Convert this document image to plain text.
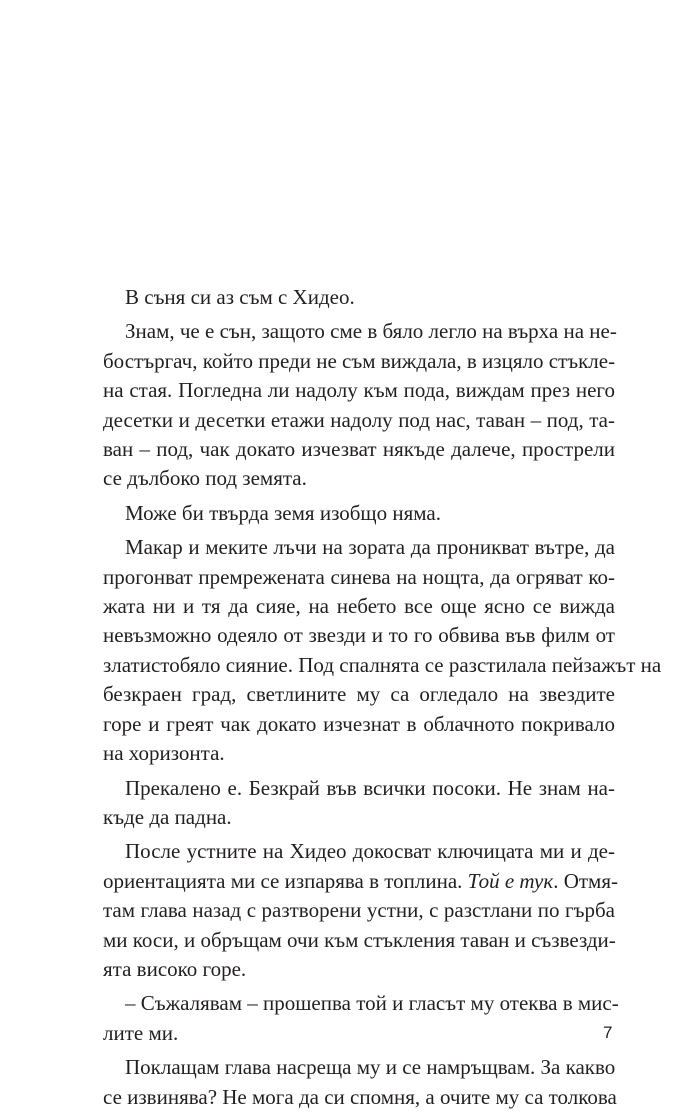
В съня си аз съм с Хидео.

Знам, че е сън, защото сме в бяло легло на върха на не-
бостъргач, който преди не съм виждала, в изцяло стъкле-
на стая. Погледна ли надолу към пода, виждам през него
десетки и десетки етажи надолу под нас, таван – под, та-
ван – под, чак докато изчезват някъде далече, прострели
се дълбоко под земята.

Може би твърда земя изобщо няма.

Макар и меките лъчи на зората да проникват вътре, да
прогонват премрежената синева на нощта, да огряват ко-
жата ни и тя да сияе, на небето все още ясно се вижда
невъзможно одеяло от звезди и то го обвива във филм от
златистобяло сияние. Под спалнята се разстилала пейзажът на
безкраен град, светлините му са огледало на звездите
горе и греят чак докато изчезнат в облачното покривало
на хоризонта.

Прекалено е. Безкрай във всички посоки. Не знам на-
къде да падна.

После устните на Хидео докосват ключицата ми и де-
ориентацията ми се изпарява в топлина. Той е тук. Отмя-
там глава назад с разтворени устни, с разстлани по гърба
ми коси, и обръщам очи към стъкления таван и съзвезди-
ята високо горе.

– Съжалявам – прошепва той и гласът му отеква в мис-
лите ми.

Поклащам глава насреща му и се намръщвам. За какво
се извинява? Не мога да си спомня, а очите му са толкова

7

+ + +

▶ **Set task**: Extract all the entries word for word; omit any pictures.

▶ **Worked solution**:
Convert this document image to plain text.
В съня си аз съм с Хидео.

Знам, че е сън, защото сме в бяло легло на върха на не-
бостъргач, който преди не съм виждала, в изцяло стъкле-
на стая. Погледна ли надолу към пода, виждам през него
десетки и десетки етажи надолу под нас, таван – под, та-
ван – под, чак докато изчезват някъде далече, прострели
се дълбоко под земята.

Може би твърда земя изобщо няма.

Макар и меките лъчи на зората да проникват вътре, да
прогонват премрежената синева на нощта, да огряват ко-
жата ни и тя да сияе, на небето все още ясно се вижда
невъзможно одеяло от звезди и то го обвива във филм от
златистобяло сияние. Под спалнята се разстилала пейзажът на
безкраен град, светлините му са огледало на звездите
горе и греят чак докато изчезнат в облачното покривало
на хоризонта.

Прекалено е. Безкрай във всички посоки. Не знам на-
къде да падна.

После устните на Хидео докосват ключицата ми и де-
ориентацията ми се изпарява в топлина. Той е тук. Отмя-
там глава назад с разтворени устни, с разстлани по гърба
ми коси, и обръщам очи към стъкления таван и съзвезди-
ята високо горе.

– Съжалявам – прошепва той и гласът му отеква в мис-
лите ми.

Поклащам глава насреща му и се намръщвам. За какво
се извинява? Не мога да си спомня, а очите му са толкова

7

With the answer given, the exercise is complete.